Fifty clerics in Pakistan have declared marriage between transgender individuals as permissible in Islam.
The group also said transgender people are entitled to be buried in Muslim ceremonies, according to a copy of a religious edict obtained by Reuters.
Transgender people also have full rights under Islamic inheritance law, the Tanzeem Ittehad-i-Ummat Pakistan, a little-known clerical body in the eastern city of Lahore, said in its fatwa.
"It is permissible for a transgender person with male indications on his body to marry a transgender person with female indications on her body," said the document, which was issued on Sunday.
"Also, normal men and women can also marry such transgender people as have clear indications on their body."
But it did not clarify what these "indications" were.
Transgender rights worker Almas Bobby told BBC Urdu: “We are glad somebody’s talked about us too.
“By Sharia we already had the right [to marry], but unless measures are taken to remove the misconceptions about us in society, the condition of our community will not be changed.”
Qamar Naseem told the Telegraph: “This is the first time in history that Muslim clerics have raised their voices in support of the rights of transgender persons. But we have to go further for transgender people and the country needs to introduce legislation on it.”
In 2012, Pakistan's Supreme Court declared equal rights for transgender citizens, including the right to inherit property and assets, preceded a year earlier by the right to vote.
Pakistani marriage law remains obscure, however. It denies homosexual couples permission to marry, with male homosexuals having been charged under anti-sodomy laws in the past.
Sunday's fatwa declared marriage with any individual possessing both male and female "indications" to be against Islamic principles.

**ACTIVITY A**
For the article on the Pakistani clerics' fatwa, say whether each statement agrees with it, answering yes or no and quoting the deciding words: (i) The fatwa came from a prominent clerical body in Karachi. (ii) The document explained what it meant by "indications." (iii) In 2012, Pakistan's Supreme Court gave transgender citizens the right to inherit property.
**ACTIVITY B**
Pick up the article on the Pakistani clerics' fatwa after its last sentence and continue writing it.
The records after this point are separate material with no connection to the article on the Pakistani clerics' fatwa.

**EXTRACTED RECORDS**
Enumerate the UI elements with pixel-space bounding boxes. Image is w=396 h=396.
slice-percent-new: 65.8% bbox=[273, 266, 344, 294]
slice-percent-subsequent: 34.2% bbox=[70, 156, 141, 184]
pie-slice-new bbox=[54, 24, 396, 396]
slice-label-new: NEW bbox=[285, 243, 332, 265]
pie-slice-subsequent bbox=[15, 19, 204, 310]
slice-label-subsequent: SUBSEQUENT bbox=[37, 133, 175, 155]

**EXERCISE OUTPUT A**
(i) No: "a little-known clerical body in the eastern city of Lahore"
(ii) No: "But it did not clarify what these "indications" were."
(iii) Yes: "In 2012, Pakistan's Supreme Court declared equal rights for transgender citizens, including the right to inherit property and assets"

**EXERCISE OUTPUT B**
Shunned by mainstream society, transgender individuals in the country of 190 million are often forced into begging, prostitution or dancing to earn a living.
Late last month, Alisha, a 23-year-old transgender woman, died after being shot and then refused treatment at the largest public sector hospital in Peshawar, in northwest Pakistan.
Her death sparked debate over the rights of transgender people, with an inquiry concluding that senior doctors at the hospital were responsible for "criminal negligence", and recommending that criminal charges be filed.
Transgender people are, however, also sometimes venerated in the South Asian tradition of according spiritual powers to eunuchs and others who fall outside traditional gender divisions.
Although the Lahore clerics' fatwa is not legally binding, it also recommended that people consider harassment of transgender people a crime under Islam.
"Making noises at transgender people, making fun of them, teasing them, or thinking of them as inferior is against sharia law, because such an act amounts to objecting to one of Allah's creations, which is not correct," it added.